▶ _Requirements_
Set out every line bearing the string "name".
** Start Data to process **
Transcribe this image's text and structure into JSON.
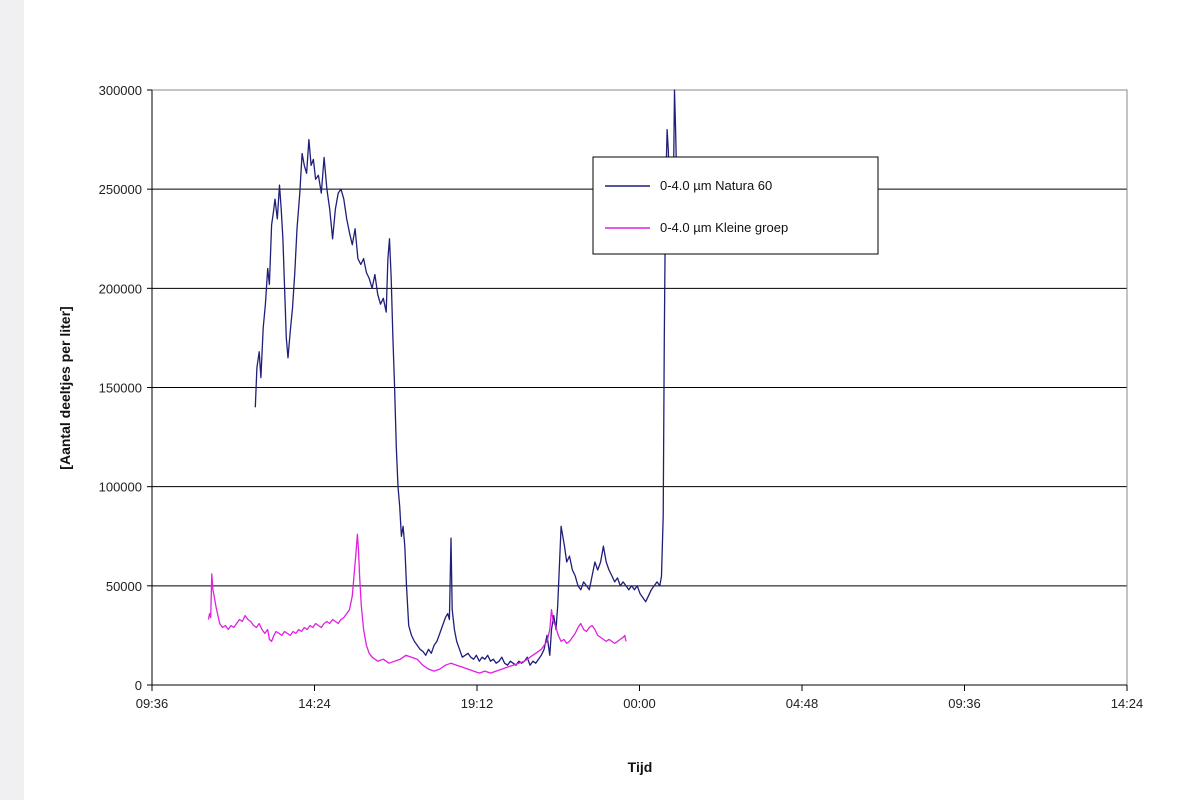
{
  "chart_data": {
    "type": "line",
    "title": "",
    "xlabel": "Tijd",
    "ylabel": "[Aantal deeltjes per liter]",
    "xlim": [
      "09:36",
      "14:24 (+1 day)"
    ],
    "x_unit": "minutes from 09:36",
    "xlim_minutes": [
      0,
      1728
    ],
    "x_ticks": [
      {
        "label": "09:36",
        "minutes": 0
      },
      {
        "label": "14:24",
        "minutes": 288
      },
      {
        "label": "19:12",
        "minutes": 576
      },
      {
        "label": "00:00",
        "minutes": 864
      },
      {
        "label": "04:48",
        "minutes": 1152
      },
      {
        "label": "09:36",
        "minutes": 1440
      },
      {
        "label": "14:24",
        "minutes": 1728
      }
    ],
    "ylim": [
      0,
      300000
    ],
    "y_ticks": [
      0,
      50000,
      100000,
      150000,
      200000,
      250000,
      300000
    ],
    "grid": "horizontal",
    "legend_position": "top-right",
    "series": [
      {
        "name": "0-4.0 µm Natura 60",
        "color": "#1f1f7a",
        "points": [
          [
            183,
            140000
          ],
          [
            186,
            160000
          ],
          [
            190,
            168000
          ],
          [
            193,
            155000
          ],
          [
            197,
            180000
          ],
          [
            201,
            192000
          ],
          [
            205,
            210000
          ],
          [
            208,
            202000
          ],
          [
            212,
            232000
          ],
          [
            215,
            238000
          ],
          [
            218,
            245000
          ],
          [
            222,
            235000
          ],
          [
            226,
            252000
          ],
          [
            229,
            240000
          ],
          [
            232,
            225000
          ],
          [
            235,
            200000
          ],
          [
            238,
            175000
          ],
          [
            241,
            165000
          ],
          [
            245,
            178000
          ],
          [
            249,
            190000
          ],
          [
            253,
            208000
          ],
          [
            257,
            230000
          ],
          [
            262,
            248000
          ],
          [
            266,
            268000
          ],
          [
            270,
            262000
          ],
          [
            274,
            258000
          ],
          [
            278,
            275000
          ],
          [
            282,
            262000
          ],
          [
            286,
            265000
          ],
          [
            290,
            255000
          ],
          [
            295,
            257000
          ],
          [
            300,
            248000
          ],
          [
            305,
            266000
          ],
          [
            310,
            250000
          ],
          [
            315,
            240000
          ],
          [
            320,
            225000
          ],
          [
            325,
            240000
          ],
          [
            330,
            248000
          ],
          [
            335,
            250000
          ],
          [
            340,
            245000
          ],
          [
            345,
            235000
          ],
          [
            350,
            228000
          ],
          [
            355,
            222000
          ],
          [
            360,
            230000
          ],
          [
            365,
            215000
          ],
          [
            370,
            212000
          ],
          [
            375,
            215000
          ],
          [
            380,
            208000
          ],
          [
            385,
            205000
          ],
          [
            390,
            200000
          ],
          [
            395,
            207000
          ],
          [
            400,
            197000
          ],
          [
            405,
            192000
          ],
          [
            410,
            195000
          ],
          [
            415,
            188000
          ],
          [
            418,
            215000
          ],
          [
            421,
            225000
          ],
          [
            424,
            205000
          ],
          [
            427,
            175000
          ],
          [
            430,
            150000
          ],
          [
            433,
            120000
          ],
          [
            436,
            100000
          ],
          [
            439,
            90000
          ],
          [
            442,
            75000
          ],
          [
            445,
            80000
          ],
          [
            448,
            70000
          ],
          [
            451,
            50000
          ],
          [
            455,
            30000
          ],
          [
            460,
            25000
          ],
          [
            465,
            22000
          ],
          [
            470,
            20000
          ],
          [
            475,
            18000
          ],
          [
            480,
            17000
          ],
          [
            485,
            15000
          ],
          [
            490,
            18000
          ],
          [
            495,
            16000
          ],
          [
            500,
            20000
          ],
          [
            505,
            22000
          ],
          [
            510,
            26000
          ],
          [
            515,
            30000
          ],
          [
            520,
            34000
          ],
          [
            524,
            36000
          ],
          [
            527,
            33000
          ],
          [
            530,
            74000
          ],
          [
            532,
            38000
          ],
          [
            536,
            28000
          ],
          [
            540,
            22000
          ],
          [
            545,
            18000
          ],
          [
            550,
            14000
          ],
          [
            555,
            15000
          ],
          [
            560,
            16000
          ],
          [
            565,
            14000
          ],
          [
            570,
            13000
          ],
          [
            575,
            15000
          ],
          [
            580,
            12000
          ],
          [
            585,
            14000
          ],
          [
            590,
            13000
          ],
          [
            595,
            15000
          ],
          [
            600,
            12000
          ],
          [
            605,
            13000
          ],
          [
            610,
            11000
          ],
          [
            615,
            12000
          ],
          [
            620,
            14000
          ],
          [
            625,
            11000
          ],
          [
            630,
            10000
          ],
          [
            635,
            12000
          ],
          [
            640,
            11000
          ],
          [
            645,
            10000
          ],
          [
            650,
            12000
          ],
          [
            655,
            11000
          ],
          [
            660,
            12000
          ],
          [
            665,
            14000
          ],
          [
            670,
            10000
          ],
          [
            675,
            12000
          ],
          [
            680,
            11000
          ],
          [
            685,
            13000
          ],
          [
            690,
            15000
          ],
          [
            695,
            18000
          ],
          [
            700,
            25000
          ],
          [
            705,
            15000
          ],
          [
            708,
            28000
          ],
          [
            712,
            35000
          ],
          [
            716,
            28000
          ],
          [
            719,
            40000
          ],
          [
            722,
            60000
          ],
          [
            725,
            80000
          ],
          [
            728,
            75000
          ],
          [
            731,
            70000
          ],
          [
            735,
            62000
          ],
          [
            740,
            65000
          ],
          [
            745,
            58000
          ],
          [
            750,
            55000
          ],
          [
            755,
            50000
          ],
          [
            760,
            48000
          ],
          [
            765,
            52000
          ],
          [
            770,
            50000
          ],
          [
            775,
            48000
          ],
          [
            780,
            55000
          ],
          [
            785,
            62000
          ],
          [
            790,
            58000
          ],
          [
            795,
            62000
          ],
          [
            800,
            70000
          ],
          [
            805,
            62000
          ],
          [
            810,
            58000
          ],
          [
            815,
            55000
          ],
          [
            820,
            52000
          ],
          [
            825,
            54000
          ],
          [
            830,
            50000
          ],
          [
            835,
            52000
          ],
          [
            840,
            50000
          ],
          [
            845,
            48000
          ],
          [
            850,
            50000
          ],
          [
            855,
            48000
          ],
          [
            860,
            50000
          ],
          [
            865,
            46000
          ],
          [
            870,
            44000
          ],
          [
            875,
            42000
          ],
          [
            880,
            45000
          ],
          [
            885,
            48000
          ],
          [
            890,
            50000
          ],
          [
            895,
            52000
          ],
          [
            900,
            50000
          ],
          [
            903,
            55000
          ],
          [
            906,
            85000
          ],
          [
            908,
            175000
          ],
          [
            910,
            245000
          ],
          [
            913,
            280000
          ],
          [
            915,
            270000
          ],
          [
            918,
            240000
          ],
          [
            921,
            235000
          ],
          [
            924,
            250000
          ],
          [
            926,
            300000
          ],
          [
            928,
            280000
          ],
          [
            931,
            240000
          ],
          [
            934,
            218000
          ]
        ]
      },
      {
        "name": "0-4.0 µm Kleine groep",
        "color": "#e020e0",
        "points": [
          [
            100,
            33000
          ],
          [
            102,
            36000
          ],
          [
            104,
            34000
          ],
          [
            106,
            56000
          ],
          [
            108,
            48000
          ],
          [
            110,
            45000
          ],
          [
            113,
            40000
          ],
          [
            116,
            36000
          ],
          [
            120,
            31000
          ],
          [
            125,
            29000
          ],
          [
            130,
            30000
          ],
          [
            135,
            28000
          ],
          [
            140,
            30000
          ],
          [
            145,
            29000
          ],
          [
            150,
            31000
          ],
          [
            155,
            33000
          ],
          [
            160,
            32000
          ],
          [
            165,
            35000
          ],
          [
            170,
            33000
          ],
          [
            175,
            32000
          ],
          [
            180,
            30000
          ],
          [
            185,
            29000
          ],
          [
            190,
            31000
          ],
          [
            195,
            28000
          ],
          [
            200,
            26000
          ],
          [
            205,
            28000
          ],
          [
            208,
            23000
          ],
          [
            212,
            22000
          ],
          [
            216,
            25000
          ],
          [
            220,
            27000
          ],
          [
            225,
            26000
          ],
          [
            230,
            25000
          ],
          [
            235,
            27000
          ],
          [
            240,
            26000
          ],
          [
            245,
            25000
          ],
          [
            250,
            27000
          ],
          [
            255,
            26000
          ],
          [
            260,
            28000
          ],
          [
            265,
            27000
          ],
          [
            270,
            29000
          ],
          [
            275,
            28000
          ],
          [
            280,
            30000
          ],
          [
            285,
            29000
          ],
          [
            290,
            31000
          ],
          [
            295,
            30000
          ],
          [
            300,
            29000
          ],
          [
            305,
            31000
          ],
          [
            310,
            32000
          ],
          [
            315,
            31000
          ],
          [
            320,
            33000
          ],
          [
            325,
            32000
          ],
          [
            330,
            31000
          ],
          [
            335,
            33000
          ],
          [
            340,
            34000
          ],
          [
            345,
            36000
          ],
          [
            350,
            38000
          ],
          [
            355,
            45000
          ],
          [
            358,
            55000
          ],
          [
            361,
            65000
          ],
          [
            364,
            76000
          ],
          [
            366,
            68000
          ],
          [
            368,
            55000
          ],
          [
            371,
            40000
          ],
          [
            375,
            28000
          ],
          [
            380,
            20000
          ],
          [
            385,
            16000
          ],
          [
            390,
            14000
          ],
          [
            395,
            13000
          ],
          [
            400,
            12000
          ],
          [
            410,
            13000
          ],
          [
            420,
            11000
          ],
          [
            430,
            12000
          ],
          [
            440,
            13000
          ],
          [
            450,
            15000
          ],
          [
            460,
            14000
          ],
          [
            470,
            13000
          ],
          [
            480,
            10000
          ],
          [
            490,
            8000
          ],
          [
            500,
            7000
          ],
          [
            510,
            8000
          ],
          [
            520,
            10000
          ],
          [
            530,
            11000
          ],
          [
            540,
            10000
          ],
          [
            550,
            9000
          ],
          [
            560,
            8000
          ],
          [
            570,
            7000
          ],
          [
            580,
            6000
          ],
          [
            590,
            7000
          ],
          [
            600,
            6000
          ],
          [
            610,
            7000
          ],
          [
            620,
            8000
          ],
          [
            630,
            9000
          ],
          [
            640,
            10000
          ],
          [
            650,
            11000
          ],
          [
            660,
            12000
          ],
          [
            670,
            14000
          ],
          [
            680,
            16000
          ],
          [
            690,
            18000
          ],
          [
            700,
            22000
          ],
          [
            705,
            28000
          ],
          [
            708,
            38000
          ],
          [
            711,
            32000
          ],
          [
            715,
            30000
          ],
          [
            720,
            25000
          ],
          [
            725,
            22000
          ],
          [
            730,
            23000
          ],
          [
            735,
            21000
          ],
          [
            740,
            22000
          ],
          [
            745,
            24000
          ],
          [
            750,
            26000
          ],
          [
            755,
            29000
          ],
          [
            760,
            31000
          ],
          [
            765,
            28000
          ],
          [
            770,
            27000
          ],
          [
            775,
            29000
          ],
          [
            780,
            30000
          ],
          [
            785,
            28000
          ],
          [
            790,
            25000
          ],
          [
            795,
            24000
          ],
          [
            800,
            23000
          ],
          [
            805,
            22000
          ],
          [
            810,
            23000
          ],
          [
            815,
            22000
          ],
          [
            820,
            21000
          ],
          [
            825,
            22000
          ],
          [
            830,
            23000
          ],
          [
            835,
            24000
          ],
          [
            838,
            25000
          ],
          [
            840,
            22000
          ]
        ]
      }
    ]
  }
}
** End Data to process **
▶ _The solution_
        "name": "0-4.0 µm Natura 60",
        "name": "0-4.0 µm Kleine groep",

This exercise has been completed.